▸ Goal
Print the full listing exactly.

▸ Recorded information
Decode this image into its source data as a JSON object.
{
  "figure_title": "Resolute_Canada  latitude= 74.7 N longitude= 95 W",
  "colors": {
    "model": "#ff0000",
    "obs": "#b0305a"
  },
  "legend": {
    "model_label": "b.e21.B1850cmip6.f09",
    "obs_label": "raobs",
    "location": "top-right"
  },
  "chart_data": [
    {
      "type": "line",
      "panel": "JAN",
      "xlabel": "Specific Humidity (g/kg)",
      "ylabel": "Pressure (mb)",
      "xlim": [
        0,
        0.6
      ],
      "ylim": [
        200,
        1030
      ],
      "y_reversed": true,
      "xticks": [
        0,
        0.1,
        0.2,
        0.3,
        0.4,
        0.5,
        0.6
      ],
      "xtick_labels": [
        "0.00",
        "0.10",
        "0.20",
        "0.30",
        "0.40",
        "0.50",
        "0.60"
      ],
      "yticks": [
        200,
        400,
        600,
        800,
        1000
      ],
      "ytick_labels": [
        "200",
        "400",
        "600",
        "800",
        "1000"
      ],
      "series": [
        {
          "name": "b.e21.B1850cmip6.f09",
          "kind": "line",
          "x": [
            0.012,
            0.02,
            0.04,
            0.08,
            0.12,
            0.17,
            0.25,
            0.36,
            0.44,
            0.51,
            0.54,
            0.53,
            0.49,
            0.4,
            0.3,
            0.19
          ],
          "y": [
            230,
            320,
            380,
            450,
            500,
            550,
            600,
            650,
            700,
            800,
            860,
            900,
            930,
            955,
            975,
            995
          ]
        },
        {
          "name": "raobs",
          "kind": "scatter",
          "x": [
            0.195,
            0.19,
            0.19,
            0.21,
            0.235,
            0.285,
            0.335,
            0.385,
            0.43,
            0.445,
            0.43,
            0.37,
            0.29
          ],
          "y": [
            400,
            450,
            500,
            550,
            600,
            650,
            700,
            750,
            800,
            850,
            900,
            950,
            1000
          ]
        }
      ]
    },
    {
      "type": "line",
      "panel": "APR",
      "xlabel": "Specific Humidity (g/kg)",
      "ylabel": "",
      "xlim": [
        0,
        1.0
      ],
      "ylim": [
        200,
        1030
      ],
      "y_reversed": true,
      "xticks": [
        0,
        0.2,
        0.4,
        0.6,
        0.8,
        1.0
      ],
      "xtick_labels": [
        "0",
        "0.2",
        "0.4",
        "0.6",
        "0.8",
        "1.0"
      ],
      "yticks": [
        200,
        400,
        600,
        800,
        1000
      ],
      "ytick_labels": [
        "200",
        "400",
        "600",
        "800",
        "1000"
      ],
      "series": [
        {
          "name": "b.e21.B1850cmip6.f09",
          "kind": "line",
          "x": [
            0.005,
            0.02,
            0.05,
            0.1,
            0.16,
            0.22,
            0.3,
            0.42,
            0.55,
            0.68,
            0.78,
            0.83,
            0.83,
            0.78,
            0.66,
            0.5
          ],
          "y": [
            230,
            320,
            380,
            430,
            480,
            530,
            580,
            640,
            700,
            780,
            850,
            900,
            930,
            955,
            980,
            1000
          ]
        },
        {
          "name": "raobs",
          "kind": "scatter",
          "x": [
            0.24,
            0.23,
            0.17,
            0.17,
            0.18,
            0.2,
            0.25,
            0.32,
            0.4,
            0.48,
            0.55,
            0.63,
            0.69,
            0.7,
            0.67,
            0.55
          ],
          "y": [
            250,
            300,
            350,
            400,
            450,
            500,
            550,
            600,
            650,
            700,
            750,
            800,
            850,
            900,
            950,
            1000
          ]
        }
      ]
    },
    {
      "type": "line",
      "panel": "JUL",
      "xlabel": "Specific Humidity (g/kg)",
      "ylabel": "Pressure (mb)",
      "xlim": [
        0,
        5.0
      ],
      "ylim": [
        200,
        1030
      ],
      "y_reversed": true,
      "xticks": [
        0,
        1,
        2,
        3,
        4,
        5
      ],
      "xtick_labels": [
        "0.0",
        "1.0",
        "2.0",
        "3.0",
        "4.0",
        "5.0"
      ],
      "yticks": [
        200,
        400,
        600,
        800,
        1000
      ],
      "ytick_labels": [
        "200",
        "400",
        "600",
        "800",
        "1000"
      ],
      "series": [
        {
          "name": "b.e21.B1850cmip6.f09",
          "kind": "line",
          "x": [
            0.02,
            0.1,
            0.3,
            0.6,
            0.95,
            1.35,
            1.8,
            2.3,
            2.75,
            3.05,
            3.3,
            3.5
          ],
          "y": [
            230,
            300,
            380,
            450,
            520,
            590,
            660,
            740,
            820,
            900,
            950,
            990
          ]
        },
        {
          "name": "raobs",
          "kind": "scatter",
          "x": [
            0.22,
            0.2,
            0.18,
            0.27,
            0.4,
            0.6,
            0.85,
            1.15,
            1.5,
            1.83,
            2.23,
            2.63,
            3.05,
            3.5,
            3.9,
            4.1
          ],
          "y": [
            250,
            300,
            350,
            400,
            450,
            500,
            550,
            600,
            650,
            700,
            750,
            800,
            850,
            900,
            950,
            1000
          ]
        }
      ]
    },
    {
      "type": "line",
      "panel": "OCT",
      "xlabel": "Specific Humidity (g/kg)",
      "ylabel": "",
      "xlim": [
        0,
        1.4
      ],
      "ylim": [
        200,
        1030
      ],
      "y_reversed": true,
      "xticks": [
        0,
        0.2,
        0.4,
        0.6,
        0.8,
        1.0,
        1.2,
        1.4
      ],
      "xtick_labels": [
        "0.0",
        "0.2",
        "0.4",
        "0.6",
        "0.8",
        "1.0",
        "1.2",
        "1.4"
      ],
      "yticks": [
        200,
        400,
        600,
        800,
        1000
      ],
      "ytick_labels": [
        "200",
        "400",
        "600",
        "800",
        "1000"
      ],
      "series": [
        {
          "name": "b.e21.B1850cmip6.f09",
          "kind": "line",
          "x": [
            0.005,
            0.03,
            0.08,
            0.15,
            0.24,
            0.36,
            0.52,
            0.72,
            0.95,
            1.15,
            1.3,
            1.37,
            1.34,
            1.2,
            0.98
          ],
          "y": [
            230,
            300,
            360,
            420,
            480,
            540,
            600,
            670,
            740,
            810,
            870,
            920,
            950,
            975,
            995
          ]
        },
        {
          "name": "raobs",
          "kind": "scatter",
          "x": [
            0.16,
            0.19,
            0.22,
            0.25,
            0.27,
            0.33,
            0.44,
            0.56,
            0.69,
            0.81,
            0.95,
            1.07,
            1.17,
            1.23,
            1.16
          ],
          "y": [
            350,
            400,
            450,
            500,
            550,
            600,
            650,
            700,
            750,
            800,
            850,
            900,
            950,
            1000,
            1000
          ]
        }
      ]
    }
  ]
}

▸ Output below
Decode this image into its source data as a JSON object.
{
  "figure_title": "Resolute_Canada  latitude= 74.7 N longitude= 95 W",
  "colors": {
    "model": "#ff0000",
    "obs": "#b0305a"
  },
  "legend": {
    "model_label": "b.e21.B1850cmip6.f09",
    "obs_label": "raobs",
    "location": "top-right"
  },
  "chart_data": [
    {
      "type": "line",
      "panel": "JAN",
      "xlabel": "Specific Humidity (g/kg)",
      "ylabel": "Pressure (mb)",
      "xlim": [
        0,
        0.6
      ],
      "ylim": [
        200,
        1030
      ],
      "y_reversed": true,
      "xticks": [
        0,
        0.1,
        0.2,
        0.3,
        0.4,
        0.5,
        0.6
      ],
      "xtick_labels": [
        "0.00",
        "0.10",
        "0.20",
        "0.30",
        "0.40",
        "0.50",
        "0.60"
      ],
      "yticks": [
        200,
        400,
        600,
        800,
        1000
      ],
      "ytick_labels": [
        "200",
        "400",
        "600",
        "800",
        "1000"
      ],
      "series": [
        {
          "name": "b.e21.B1850cmip6.f09",
          "kind": "line",
          "x": [
            0.012,
            0.02,
            0.04,
            0.08,
            0.12,
            0.17,
            0.25,
            0.36,
            0.44,
            0.51,
            0.54,
            0.53,
            0.49,
            0.4,
            0.3,
            0.19
          ],
          "y": [
            230,
            320,
            380,
            450,
            500,
            550,
            600,
            650,
            700,
            800,
            860,
            900,
            930,
            955,
            975,
            995
          ]
        },
        {
          "name": "raobs",
          "kind": "scatter",
          "x": [
            0.195,
            0.19,
            0.19,
            0.21,
            0.235,
            0.285,
            0.335,
            0.385,
            0.43,
            0.445,
            0.43,
            0.37,
            0.29
          ],
          "y": [
            400,
            450,
            500,
            550,
            600,
            650,
            700,
            750,
            800,
            850,
            900,
            950,
            1000
          ]
        }
      ]
    },
    {
      "type": "line",
      "panel": "APR",
      "xlabel": "Specific Humidity (g/kg)",
      "ylabel": "",
      "xlim": [
        0,
        1.0
      ],
      "ylim": [
        200,
        1030
      ],
      "y_reversed": true,
      "xticks": [
        0,
        0.2,
        0.4,
        0.6,
        0.8,
        1.0
      ],
      "xtick_labels": [
        "0",
        "0.2",
        "0.4",
        "0.6",
        "0.8",
        "1.0"
      ],
      "yticks": [
        200,
        400,
        600,
        800,
        1000
      ],
      "ytick_labels": [
        "200",
        "400",
        "600",
        "800",
        "1000"
      ],
      "series": [
        {
          "name": "b.e21.B1850cmip6.f09",
          "kind": "line",
          "x": [
            0.005,
            0.02,
            0.05,
            0.1,
            0.16,
            0.22,
            0.3,
            0.42,
            0.55,
            0.68,
            0.78,
            0.83,
            0.83,
            0.78,
            0.66,
            0.5
          ],
          "y": [
            230,
            320,
            380,
            430,
            480,
            530,
            580,
            640,
            700,
            780,
            850,
            900,
            930,
            955,
            980,
            1000
          ]
        },
        {
          "name": "raobs",
          "kind": "scatter",
          "x": [
            0.24,
            0.23,
            0.17,
            0.17,
            0.18,
            0.2,
            0.25,
            0.32,
            0.4,
            0.48,
            0.55,
            0.63,
            0.69,
            0.7,
            0.67,
            0.55
          ],
          "y": [
            250,
            300,
            350,
            400,
            450,
            500,
            550,
            600,
            650,
            700,
            750,
            800,
            850,
            900,
            950,
            1000
          ]
        }
      ]
    },
    {
      "type": "line",
      "panel": "JUL",
      "xlabel": "Specific Humidity (g/kg)",
      "ylabel": "Pressure (mb)",
      "xlim": [
        0,
        5.0
      ],
      "ylim": [
        200,
        1030
      ],
      "y_reversed": true,
      "xticks": [
        0,
        1,
        2,
        3,
        4,
        5
      ],
      "xtick_labels": [
        "0.0",
        "1.0",
        "2.0",
        "3.0",
        "4.0",
        "5.0"
      ],
      "yticks": [
        200,
        400,
        600,
        800,
        1000
      ],
      "ytick_labels": [
        "200",
        "400",
        "600",
        "800",
        "1000"
      ],
      "series": [
        {
          "name": "b.e21.B1850cmip6.f09",
          "kind": "line",
          "x": [
            0.02,
            0.1,
            0.3,
            0.6,
            0.95,
            1.35,
            1.8,
            2.3,
            2.75,
            3.05,
            3.3,
            3.5
          ],
          "y": [
            230,
            300,
            380,
            450,
            520,
            590,
            660,
            740,
            820,
            900,
            950,
            990
          ]
        },
        {
          "name": "raobs",
          "kind": "scatter",
          "x": [
            0.22,
            0.2,
            0.18,
            0.27,
            0.4,
            0.6,
            0.85,
            1.15,
            1.5,
            1.83,
            2.23,
            2.63,
            3.05,
            3.5,
            3.9,
            4.1
          ],
          "y": [
            250,
            300,
            350,
            400,
            450,
            500,
            550,
            600,
            650,
            700,
            750,
            800,
            850,
            900,
            950,
            1000
          ]
        }
      ]
    },
    {
      "type": "line",
      "panel": "OCT",
      "xlabel": "Specific Humidity (g/kg)",
      "ylabel": "",
      "xlim": [
        0,
        1.4
      ],
      "ylim": [
        200,
        1030
      ],
      "y_reversed": true,
      "xticks": [
        0,
        0.2,
        0.4,
        0.6,
        0.8,
        1.0,
        1.2,
        1.4
      ],
      "xtick_labels": [
        "0.0",
        "0.2",
        "0.4",
        "0.6",
        "0.8",
        "1.0",
        "1.2",
        "1.4"
      ],
      "yticks": [
        200,
        400,
        600,
        800,
        1000
      ],
      "ytick_labels": [
        "200",
        "400",
        "600",
        "800",
        "1000"
      ],
      "series": [
        {
          "name": "b.e21.B1850cmip6.f09",
          "kind": "line",
          "x": [
            0.005,
            0.03,
            0.08,
            0.15,
            0.24,
            0.36,
            0.52,
            0.72,
            0.95,
            1.15,
            1.3,
            1.37,
            1.34,
            1.2,
            0.98
          ],
          "y": [
            230,
            300,
            360,
            420,
            480,
            540,
            600,
            670,
            740,
            810,
            870,
            920,
            950,
            975,
            995
          ]
        },
        {
          "name": "raobs",
          "kind": "scatter",
          "x": [
            0.16,
            0.19,
            0.22,
            0.25,
            0.27,
            0.33,
            0.44,
            0.56,
            0.69,
            0.81,
            0.95,
            1.07,
            1.17,
            1.23,
            1.16
          ],
          "y": [
            350,
            400,
            450,
            500,
            550,
            600,
            650,
            700,
            750,
            800,
            850,
            900,
            950,
            1000,
            1000
          ]
        }
      ]
    }
  ]
}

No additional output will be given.